## DATA TO USE
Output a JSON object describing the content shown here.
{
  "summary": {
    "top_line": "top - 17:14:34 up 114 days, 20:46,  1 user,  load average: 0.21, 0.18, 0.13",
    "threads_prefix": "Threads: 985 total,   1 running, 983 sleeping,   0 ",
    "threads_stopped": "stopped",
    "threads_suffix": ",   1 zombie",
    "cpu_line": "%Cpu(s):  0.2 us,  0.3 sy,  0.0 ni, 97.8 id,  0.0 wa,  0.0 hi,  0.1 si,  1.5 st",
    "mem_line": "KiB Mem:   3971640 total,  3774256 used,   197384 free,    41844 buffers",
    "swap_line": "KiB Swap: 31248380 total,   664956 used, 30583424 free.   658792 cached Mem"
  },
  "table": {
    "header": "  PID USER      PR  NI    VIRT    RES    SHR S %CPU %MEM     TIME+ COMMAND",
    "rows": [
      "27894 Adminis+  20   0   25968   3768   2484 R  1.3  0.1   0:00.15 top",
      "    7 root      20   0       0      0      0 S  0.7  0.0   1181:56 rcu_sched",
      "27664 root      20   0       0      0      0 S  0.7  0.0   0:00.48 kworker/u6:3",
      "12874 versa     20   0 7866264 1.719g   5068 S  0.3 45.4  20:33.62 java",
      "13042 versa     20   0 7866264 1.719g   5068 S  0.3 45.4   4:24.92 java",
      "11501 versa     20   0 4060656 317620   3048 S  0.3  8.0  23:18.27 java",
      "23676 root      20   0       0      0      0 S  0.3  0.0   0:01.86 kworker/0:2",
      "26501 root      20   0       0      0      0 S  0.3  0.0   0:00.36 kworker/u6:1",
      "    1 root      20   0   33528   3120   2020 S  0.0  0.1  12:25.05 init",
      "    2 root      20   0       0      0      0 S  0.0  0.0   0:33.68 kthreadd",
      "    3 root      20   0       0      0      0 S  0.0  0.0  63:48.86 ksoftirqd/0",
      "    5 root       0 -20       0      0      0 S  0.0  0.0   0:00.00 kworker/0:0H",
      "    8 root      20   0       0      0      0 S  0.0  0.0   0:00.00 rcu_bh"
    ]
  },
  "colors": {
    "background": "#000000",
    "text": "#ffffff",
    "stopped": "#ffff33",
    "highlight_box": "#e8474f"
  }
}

## WHAT THE TASK ASKS
Set out the complete listing exactly as shown.

## TASK OUTPUT
Output a JSON object describing the content shown here.
{
  "summary": {
    "top_line": "top - 17:14:34 up 114 days, 20:46,  1 user,  load average: 0.21, 0.18, 0.13",
    "threads_prefix": "Threads: 985 total,   1 running, 983 sleeping,   0 ",
    "threads_stopped": "stopped",
    "threads_suffix": ",   1 zombie",
    "cpu_line": "%Cpu(s):  0.2 us,  0.3 sy,  0.0 ni, 97.8 id,  0.0 wa,  0.0 hi,  0.1 si,  1.5 st",
    "mem_line": "KiB Mem:   3971640 total,  3774256 used,   197384 free,    41844 buffers",
    "swap_line": "KiB Swap: 31248380 total,   664956 used, 30583424 free.   658792 cached Mem"
  },
  "table": {
    "header": "  PID USER      PR  NI    VIRT    RES    SHR S %CPU %MEM     TIME+ COMMAND",
    "rows": [
      "27894 Adminis+  20   0   25968   3768   2484 R  1.3  0.1   0:00.15 top",
      "    7 root      20   0       0      0      0 S  0.7  0.0   1181:56 rcu_sched",
      "27664 root      20   0       0      0      0 S  0.7  0.0   0:00.48 kworker/u6:3",
      "12874 versa     20   0 7866264 1.719g   5068 S  0.3 45.4  20:33.62 java",
      "13042 versa     20   0 7866264 1.719g   5068 S  0.3 45.4   4:24.92 java",
      "11501 versa     20   0 4060656 317620   3048 S  0.3  8.0  23:18.27 java",
      "23676 root      20   0       0      0      0 S  0.3  0.0   0:01.86 kworker/0:2",
      "26501 root      20   0       0      0      0 S  0.3  0.0   0:00.36 kworker/u6:1",
      "    1 root      20   0   33528   3120   2020 S  0.0  0.1  12:25.05 init",
      "    2 root      20   0       0      0      0 S  0.0  0.0   0:33.68 kthreadd",
      "    3 root      20   0       0      0      0 S  0.0  0.0  63:48.86 ksoftirqd/0",
      "    5 root       0 -20       0      0      0 S  0.0  0.0   0:00.00 kworker/0:0H",
      "    8 root      20   0       0      0      0 S  0.0  0.0   0:00.00 rcu_bh"
    ]
  },
  "colors": {
    "background": "#000000",
    "text": "#ffffff",
    "stopped": "#ffff33",
    "highlight_box": "#e8474f"
  }
}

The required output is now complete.